Stated task — Copy out all the lines exactly. Omit pictures.

— Begin —

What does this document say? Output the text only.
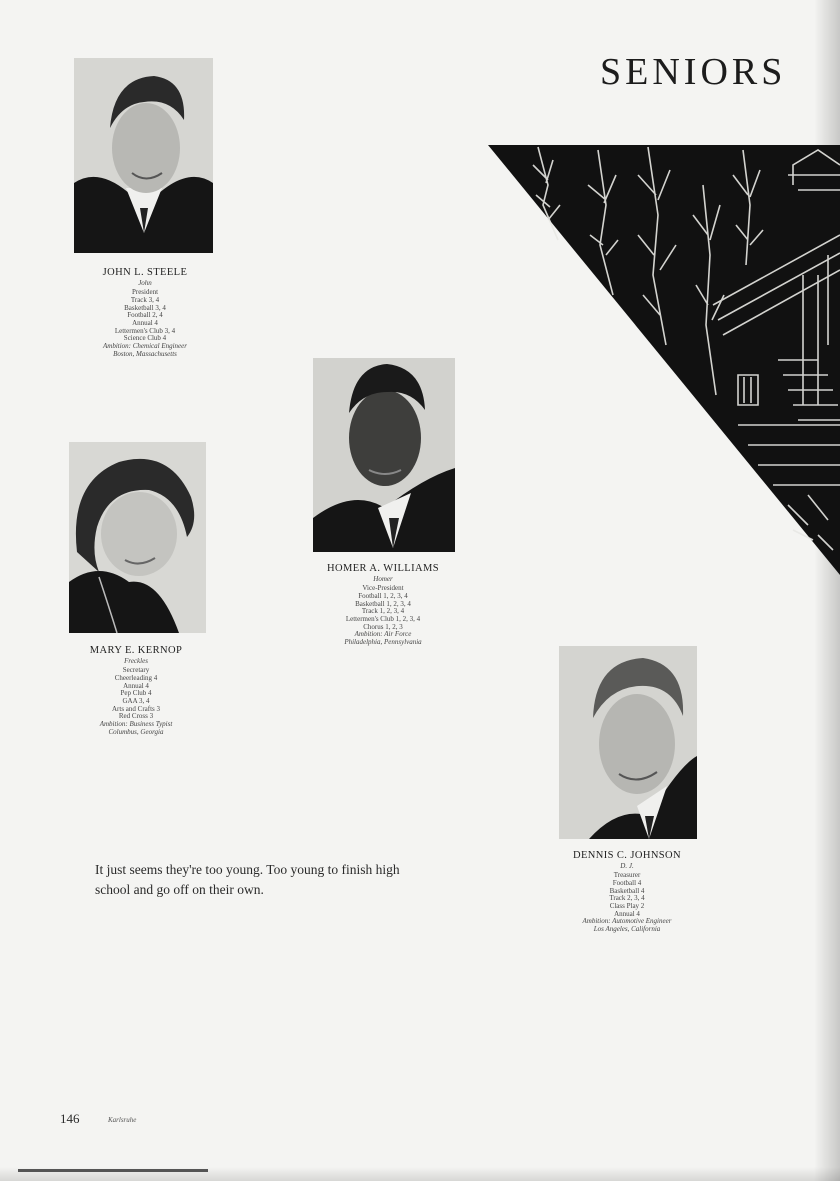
SENIORS
JOHN L. STEELE
John
President
Track 3, 4
Basketball 3, 4
Football 2, 4
Annual 4
Lettermen's Club 3, 4
Science Club 4
Ambition: Chemical Engineer
Boston, Massachusetts
HOMER A. WILLIAMS
Homer
Vice-President
Football 1, 2, 3, 4
Basketball 1, 2, 3, 4
Track 1, 2, 3, 4
Lettermen's Club 1, 2, 3, 4
Chorus 1, 2, 3
Ambition: Air Force
Philadelphia, Pennsylvania
MARY E. KERNOP
Freckles
Secretary
Cheerleading 4
Annual 4
Pep Club 4
GAA 3, 4
Arts and Crafts 3
Red Cross 3
Ambition: Business Typist
Columbus, Georgia
DENNIS C. JOHNSON
D. J.
Treasurer
Football 4
Basketball 4
Track 2, 3, 4
Class Play 2
Annual 4
Ambition: Automotive Engineer
Los Angeles, California
It just seems they're too young. Too young to finish high school and go off on their own.
146	Karlsruhe
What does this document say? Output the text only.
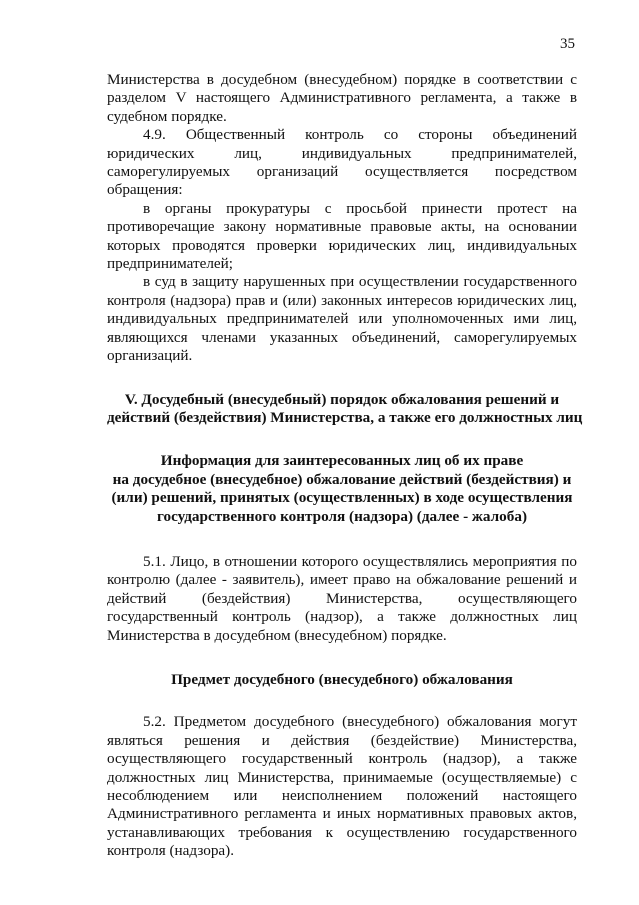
35

Министерства в досудебном (внесудебном) порядке в соответствии с разделом V настоящего Административного регламента, а также в судебном порядке.

4.9. Общественный контроль со стороны объединений юридических лиц, индивидуальных предпринимателей, саморегулируемых организаций осуществляется посредством обращения:

в органы прокуратуры с просьбой принести протест на противоречащие закону нормативные правовые акты, на основании которых проводятся проверки юридических лиц, индивидуальных предпринимателей;

в суд в защиту нарушенных при осуществлении государственного контроля (надзора) прав и (или) законных интересов юридических лиц, индивидуальных предпринимателей или уполномоченных ими лиц, являющихся членами указанных объединений, саморегулируемых организаций.

V. Досудебный (внесудебный) порядок обжалования решений и
действий (бездействия) Министерства, а также его должностных лиц

Информация для заинтересованных лиц об их праве
на досудебное (внесудебное) обжалование действий (бездействия) и
(или) решений, принятых (осуществленных) в ходе осуществления
государственного контроля (надзора) (далее - жалоба)

5.1. Лицо, в отношении которого осуществлялись мероприятия по контролю (далее - заявитель), имеет право на обжалование решений и действий (бездействия) Министерства, осуществляющего государственный контроль (надзор), а также должностных лиц Министерства в досудебном (внесудебном) порядке.

Предмет досудебного (внесудебного) обжалования

5.2. Предметом досудебного (внесудебного) обжалования могут являться решения и действия (бездействие) Министерства, осуществляющего государственный контроль (надзор), а также должностных лиц Министерства, принимаемые (осуществляемые) с несоблюдением или неисполнением положений настоящего Административного регламента и иных нормативных правовых актов, устанавливающих требования к осуществлению государственного контроля (надзора).
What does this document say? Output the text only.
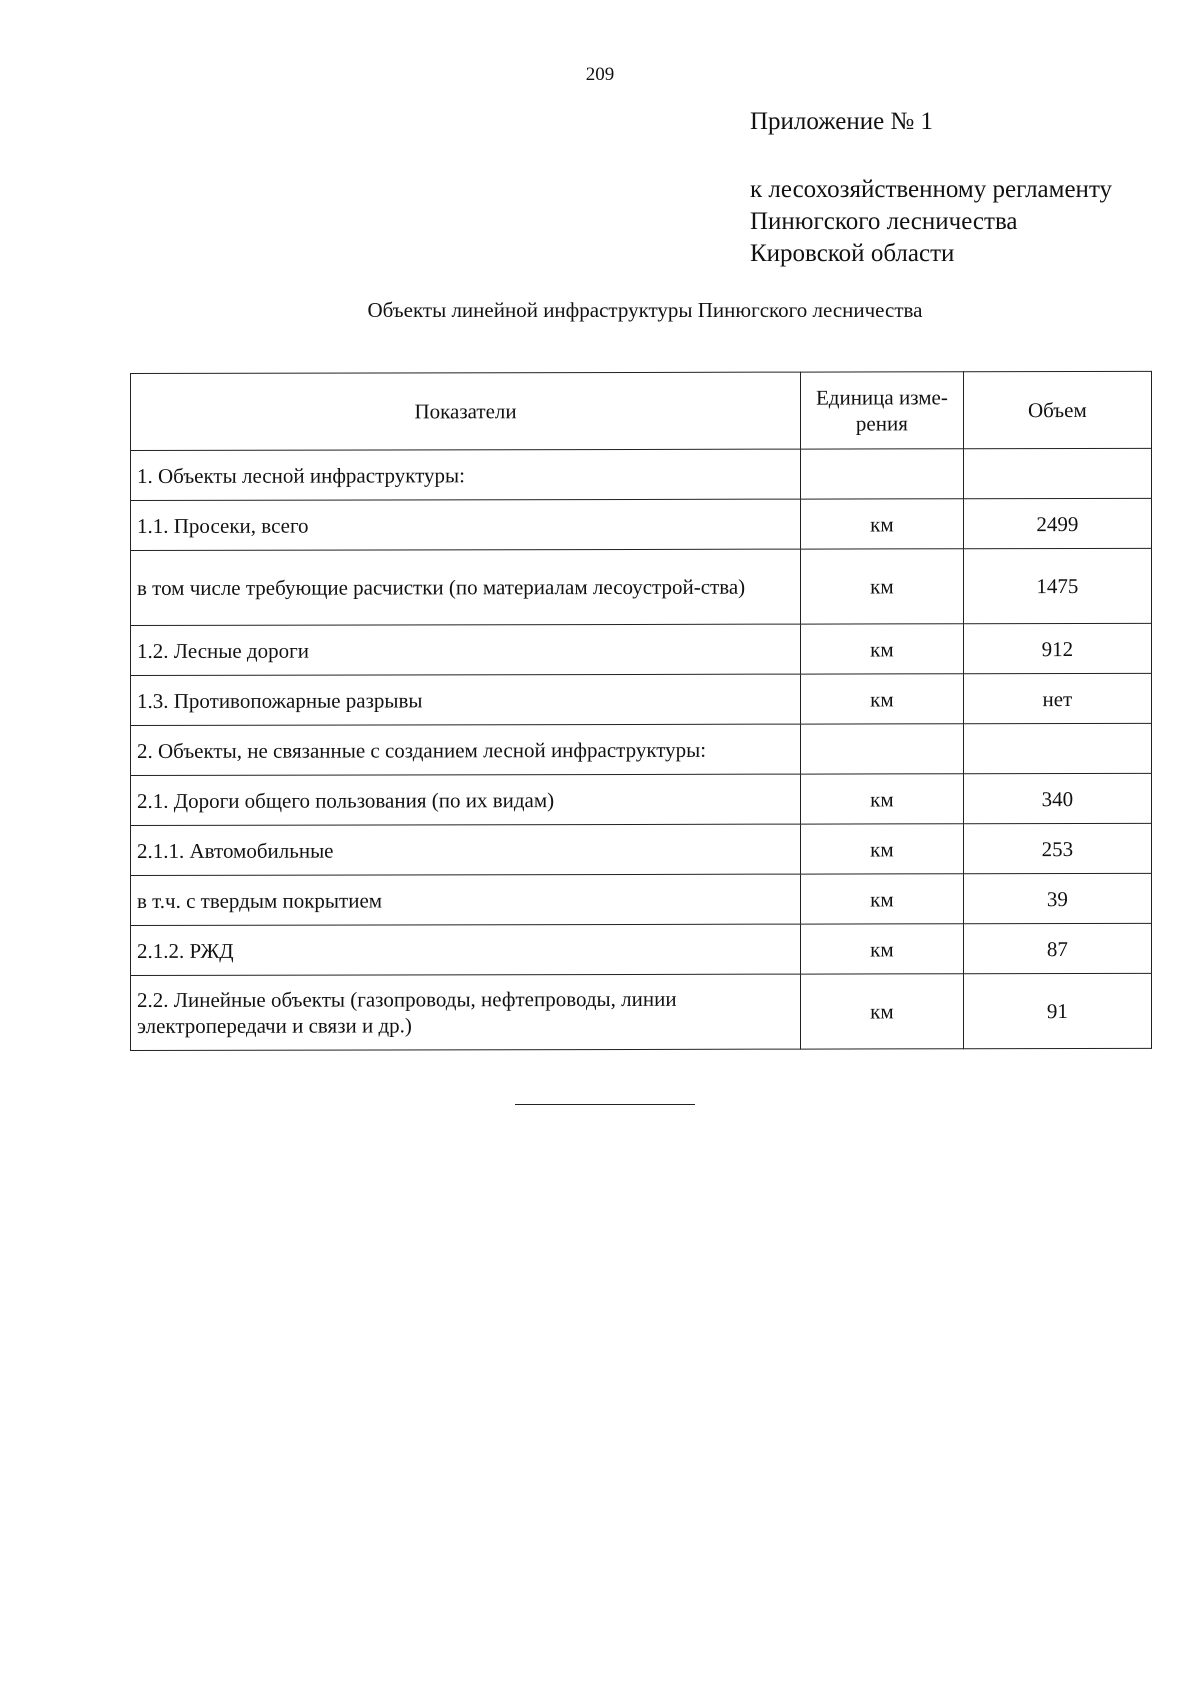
209
Приложение № 1
к лесохозяйственному регламенту
Пинюгского лесничества
Кировской области
Объекты линейной инфраструктуры Пинюгского лесничества
Показатели	Единица изме-рения	Объем
1. Объекты лесной инфраструктуры:		
1.1. Просеки, всего	км	2499
в том числе требующие расчистки (по материалам лесоустрой-ства)	км	1475
1.2. Лесные дороги	км	912
1.3. Противопожарные разрывы	км	нет
2. Объекты, не связанные с созданием лесной инфраструктуры:		
2.1. Дороги общего пользования (по их видам)	км	340
2.1.1. Автомобильные	км	253
в т.ч. с твердым покрытием	км	39
2.1.2. РЖД	км	87
2.2. Линейные объекты (газопроводы, нефтепроводы, линии электропередачи и связи и др.)	км	91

— End —

Reply to the exercise —
What does this document say? Output the text only.
SENIORS
JOHN L. STEELE
John
President
Track 3, 4
Basketball 3, 4
Football 2, 4
Annual 4
Lettermen's Club 3, 4
Science Club 4
Ambition: Chemical Engineer
Boston, Massachusetts
HOMER A. WILLIAMS
Homer
Vice-President
Football 1, 2, 3, 4
Basketball 1, 2, 3, 4
Track 1, 2, 3, 4
Lettermen's Club 1, 2, 3, 4
Chorus 1, 2, 3
Ambition: Air Force
Philadelphia, Pennsylvania
MARY E. KERNOP
Freckles
Secretary
Cheerleading 4
Annual 4
Pep Club 4
GAA 3, 4
Arts and Crafts 3
Red Cross 3
Ambition: Business Typist
Columbus, Georgia
DENNIS C. JOHNSON
D. J.
Treasurer
Football 4
Basketball 4
Track 2, 3, 4
Class Play 2
Annual 4
Ambition: Automotive Engineer
Los Angeles, California
It just seems they're too young. Too young to finish high school and go off on their own.
146	Karlsruhe
What does this document say? Output the text only.
35

Министерства в досудебном (внесудебном) порядке в соответствии с разделом V настоящего Административного регламента, а также в судебном порядке.

4.9. Общественный контроль со стороны объединений юридических лиц, индивидуальных предпринимателей, саморегулируемых организаций осуществляется посредством обращения:

в органы прокуратуры с просьбой принести протест на противоречащие закону нормативные правовые акты, на основании которых проводятся проверки юридических лиц, индивидуальных предпринимателей;

в суд в защиту нарушенных при осуществлении государственного контроля (надзора) прав и (или) законных интересов юридических лиц, индивидуальных предпринимателей или уполномоченных ими лиц, являющихся членами указанных объединений, саморегулируемых организаций.

V. Досудебный (внесудебный) порядок обжалования решений и
действий (бездействия) Министерства, а также его должностных лиц

Информация для заинтересованных лиц об их праве
на досудебное (внесудебное) обжалование действий (бездействия) и
(или) решений, принятых (осуществленных) в ходе осуществления
государственного контроля (надзора) (далее - жалоба)

5.1. Лицо, в отношении которого осуществлялись мероприятия по контролю (далее - заявитель), имеет право на обжалование решений и действий (бездействия) Министерства, осуществляющего государственный контроль (надзор), а также должностных лиц Министерства в досудебном (внесудебном) порядке.

Предмет досудебного (внесудебного) обжалования

5.2. Предметом досудебного (внесудебного) обжалования могут являться решения и действия (бездействие) Министерства, осуществляющего государственный контроль (надзор), а также должностных лиц Министерства, принимаемые (осуществляемые) с несоблюдением или неисполнением положений настоящего Административного регламента и иных нормативных правовых актов, устанавливающих требования к осуществлению государственного контроля (надзора).
What does this document say? Output the text only.
209
Приложение № 1
к лесохозяйственному регламенту
Пинюгского лесничества
Кировской области
Объекты линейной инфраструктуры Пинюгского лесничества
Показатели	Единица изме-рения	Объем
1. Объекты лесной инфраструктуры:		
1.1. Просеки, всего	км	2499
в том числе требующие расчистки (по материалам лесоустрой-ства)	км	1475
1.2. Лесные дороги	км	912
1.3. Противопожарные разрывы	км	нет
2. Объекты, не связанные с созданием лесной инфраструктуры:		
2.1. Дороги общего пользования (по их видам)	км	340
2.1.1. Автомобильные	км	253
в т.ч. с твердым покрытием	км	39
2.1.2. РЖД	км	87
2.2. Линейные объекты (газопроводы, нефтепроводы, линии электропередачи и связи и др.)	км	91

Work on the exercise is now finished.